Element region listings:
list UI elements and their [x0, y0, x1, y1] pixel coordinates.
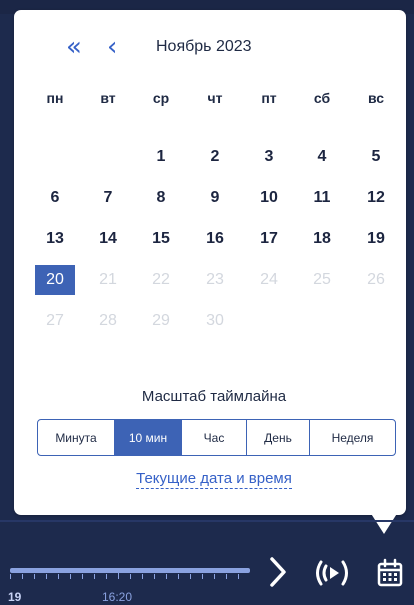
prev-month-button[interactable]: ‹ [107, 34, 117, 60]
timeline-scale-title: Масштаб таймлайна [141, 388, 287, 405]
chevron-right-icon [270, 557, 286, 587]
weekday-header: чт [207, 90, 223, 106]
scale-hour-button[interactable]: Час [182, 420, 247, 455]
timeline-tick [214, 574, 215, 579]
day-cell: 21 [99, 271, 117, 288]
day-cell[interactable]: 2 [195, 142, 235, 172]
day-cell-selected[interactable]: 20 [35, 265, 75, 295]
player-screen: « ‹ Ноябрь 2023 пн вт ср чт пт сб вс 123456789… [0, 0, 414, 605]
timeline-track[interactable] [10, 568, 250, 573]
timeline-tick [202, 574, 203, 579]
weekday-header: пн [46, 90, 64, 106]
timeline-tick [34, 574, 35, 579]
weekday-header: сб [313, 90, 331, 106]
timeline-top-border [0, 520, 414, 522]
day-cell[interactable]: 3 [249, 142, 289, 172]
calendar-button[interactable] [374, 556, 406, 590]
month-title: Ноябрь 2023 [156, 38, 252, 55]
timeline-tick [58, 574, 59, 579]
day-cell[interactable]: 11 [302, 183, 342, 213]
day-cell: 29 [152, 312, 170, 329]
day-cell[interactable]: 13 [35, 224, 75, 254]
current-datetime-label: Текущие дата и время [136, 470, 292, 489]
day-cell[interactable]: 14 [88, 224, 128, 254]
timeline-ticks [10, 571, 250, 580]
weekday-header: ср [152, 90, 170, 106]
day-cell: 23 [206, 271, 224, 288]
timeline-label-time: 16:20 [102, 590, 133, 604]
day-cell[interactable]: 15 [141, 224, 181, 254]
timeline-tick [166, 574, 167, 579]
day-cell[interactable]: 6 [35, 183, 75, 213]
day-cell: 26 [367, 271, 385, 288]
timeline-tick [142, 574, 143, 579]
timeline-tick [118, 571, 119, 579]
live-button[interactable] [312, 557, 352, 589]
weekday-header: пт [261, 90, 277, 106]
timeline-tick [154, 574, 155, 579]
timeline-tick [70, 574, 71, 579]
calendar-icon [377, 558, 403, 587]
timeline-tick [46, 574, 47, 579]
scale-day-button[interactable]: День [247, 420, 310, 455]
day-cell[interactable]: 5 [356, 142, 396, 172]
day-cell: 30 [206, 312, 224, 329]
day-cell[interactable]: 1 [141, 142, 181, 172]
timeline-scale-selector: Минута 10 мин Час День Неделя [37, 419, 396, 456]
day-cell: 28 [99, 312, 117, 329]
day-cell[interactable]: 4 [302, 142, 342, 172]
live-broadcast-icon [316, 560, 348, 586]
day-cell: 27 [46, 312, 64, 329]
day-cell[interactable]: 18 [302, 224, 342, 254]
timeline-tick [82, 574, 83, 579]
scale-week-button[interactable]: Неделя [310, 420, 395, 455]
day-cell[interactable]: 8 [141, 183, 181, 213]
timeline-label-left: 19 [8, 590, 22, 604]
timeline-tick [106, 574, 107, 579]
scale-minute-button[interactable]: Минута [38, 420, 115, 455]
day-cell[interactable]: 12 [356, 183, 396, 213]
day-cell[interactable]: 17 [249, 224, 289, 254]
day-cell: 24 [260, 271, 278, 288]
scale-10min-button[interactable]: 10 мин [115, 420, 182, 455]
current-datetime-link[interactable]: Текущие дата и время [0, 470, 414, 489]
day-cell[interactable]: 9 [195, 183, 235, 213]
timeline-tick [238, 574, 239, 579]
weekday-header: вт [100, 90, 116, 106]
day-cell[interactable]: 10 [249, 183, 289, 213]
prev-year-button[interactable]: « [66, 34, 82, 60]
popup-pointer [370, 512, 398, 534]
timeline-tick [10, 574, 11, 579]
day-cell[interactable]: 7 [88, 183, 128, 213]
day-cell: 22 [152, 271, 170, 288]
timeline-tick [226, 574, 227, 579]
weekday-header: вс [367, 90, 385, 106]
day-cell[interactable]: 16 [195, 224, 235, 254]
timeline-tick [130, 574, 131, 579]
day-cell[interactable]: 19 [356, 224, 396, 254]
timeline-tick [22, 574, 23, 579]
timeline-tick [190, 574, 191, 579]
next-button[interactable] [264, 554, 292, 590]
timeline-tick [178, 574, 179, 579]
date-picker-popup: « ‹ Ноябрь 2023 пн вт ср чт пт сб вс 123456789… [14, 10, 406, 515]
timeline-tick [94, 574, 95, 579]
day-cell: 25 [313, 271, 331, 288]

Requirements
Reproduce verbatim the lines of the items above, beginning at the line that contains "prev-month-button[interactable]: ‹ [107, 34, 117, 60]" and stopping after the line that contains "0, 414, 605]".

Answer in full
prev-month-button[interactable]: ‹ [107, 34, 117, 60]
timeline-scale-title: Масштаб таймлайна [141, 388, 287, 405]
chevron-right-icon [270, 557, 286, 587]
weekday-header: чт [207, 90, 223, 106]
scale-hour-button[interactable]: Час [182, 420, 247, 455]
timeline-tick [214, 574, 215, 579]
day-cell: 21 [99, 271, 117, 288]
day-cell[interactable]: 2 [195, 142, 235, 172]
day-cell-selected[interactable]: 20 [35, 265, 75, 295]
player-screen: « ‹ Ноябрь 2023 пн вт ср чт пт сб вс 123456789… [0, 0, 414, 605]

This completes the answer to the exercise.